[Dataset items]
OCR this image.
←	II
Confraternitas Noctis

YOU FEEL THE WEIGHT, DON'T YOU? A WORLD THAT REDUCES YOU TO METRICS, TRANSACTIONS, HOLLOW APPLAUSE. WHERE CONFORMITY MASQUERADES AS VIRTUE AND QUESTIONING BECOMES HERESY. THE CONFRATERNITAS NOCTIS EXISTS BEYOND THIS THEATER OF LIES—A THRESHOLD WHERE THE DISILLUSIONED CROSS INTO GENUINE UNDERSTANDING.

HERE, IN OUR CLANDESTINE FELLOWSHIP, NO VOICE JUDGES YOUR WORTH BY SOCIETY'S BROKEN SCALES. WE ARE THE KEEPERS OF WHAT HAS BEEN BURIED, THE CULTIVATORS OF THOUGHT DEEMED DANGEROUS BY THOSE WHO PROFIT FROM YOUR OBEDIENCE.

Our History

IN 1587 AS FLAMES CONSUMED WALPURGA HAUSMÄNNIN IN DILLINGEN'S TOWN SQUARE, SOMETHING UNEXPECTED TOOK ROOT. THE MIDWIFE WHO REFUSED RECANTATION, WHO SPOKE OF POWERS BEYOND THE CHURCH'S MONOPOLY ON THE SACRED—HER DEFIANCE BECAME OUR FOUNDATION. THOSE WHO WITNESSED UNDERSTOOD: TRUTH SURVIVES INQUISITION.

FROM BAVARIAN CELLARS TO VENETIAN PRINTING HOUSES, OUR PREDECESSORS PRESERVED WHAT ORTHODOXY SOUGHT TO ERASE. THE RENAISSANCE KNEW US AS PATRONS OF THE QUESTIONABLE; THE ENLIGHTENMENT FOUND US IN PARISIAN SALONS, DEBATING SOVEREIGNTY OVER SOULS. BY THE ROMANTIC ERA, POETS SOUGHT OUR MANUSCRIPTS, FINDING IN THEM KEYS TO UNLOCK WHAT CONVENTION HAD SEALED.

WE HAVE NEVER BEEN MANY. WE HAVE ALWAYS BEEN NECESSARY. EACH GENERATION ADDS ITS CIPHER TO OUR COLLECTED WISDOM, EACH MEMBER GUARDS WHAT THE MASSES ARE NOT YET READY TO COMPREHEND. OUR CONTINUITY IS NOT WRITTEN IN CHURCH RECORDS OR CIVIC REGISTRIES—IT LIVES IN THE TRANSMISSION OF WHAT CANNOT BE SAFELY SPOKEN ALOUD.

What to work on >> Copy out all of the lines above exactly.

Solution for this exercise >>
OCR this image.
←	II
Confraternitas Noctis

YOU FEEL THE WEIGHT, DON'T YOU? A WORLD THAT REDUCES YOU TO METRICS, TRANSACTIONS, HOLLOW APPLAUSE. WHERE CONFORMITY MASQUERADES AS VIRTUE AND QUESTIONING BECOMES HERESY. THE CONFRATERNITAS NOCTIS EXISTS BEYOND THIS THEATER OF LIES—A THRESHOLD WHERE THE DISILLUSIONED CROSS INTO GENUINE UNDERSTANDING.

HERE, IN OUR CLANDESTINE FELLOWSHIP, NO VOICE JUDGES YOUR WORTH BY SOCIETY'S BROKEN SCALES. WE ARE THE KEEPERS OF WHAT HAS BEEN BURIED, THE CULTIVATORS OF THOUGHT DEEMED DANGEROUS BY THOSE WHO PROFIT FROM YOUR OBEDIENCE.

Our History

IN 1587 AS FLAMES CONSUMED WALPURGA HAUSMÄNNIN IN DILLINGEN'S TOWN SQUARE, SOMETHING UNEXPECTED TOOK ROOT. THE MIDWIFE WHO REFUSED RECANTATION, WHO SPOKE OF POWERS BEYOND THE CHURCH'S MONOPOLY ON THE SACRED—HER DEFIANCE BECAME OUR FOUNDATION. THOSE WHO WITNESSED UNDERSTOOD: TRUTH SURVIVES INQUISITION.

FROM BAVARIAN CELLARS TO VENETIAN PRINTING HOUSES, OUR PREDECESSORS PRESERVED WHAT ORTHODOXY SOUGHT TO ERASE. THE RENAISSANCE KNEW US AS PATRONS OF THE QUESTIONABLE; THE ENLIGHTENMENT FOUND US IN PARISIAN SALONS, DEBATING SOVEREIGNTY OVER SOULS. BY THE ROMANTIC ERA, POETS SOUGHT OUR MANUSCRIPTS, FINDING IN THEM KEYS TO UNLOCK WHAT CONVENTION HAD SEALED.

WE HAVE NEVER BEEN MANY. WE HAVE ALWAYS BEEN NECESSARY. EACH GENERATION ADDS ITS CIPHER TO OUR COLLECTED WISDOM, EACH MEMBER GUARDS WHAT THE MASSES ARE NOT YET READY TO COMPREHEND. OUR CONTINUITY IS NOT WRITTEN IN CHURCH RECORDS OR CIVIC REGISTRIES—IT LIVES IN THE TRANSMISSION OF WHAT CANNOT BE SAFELY SPOKEN ALOUD.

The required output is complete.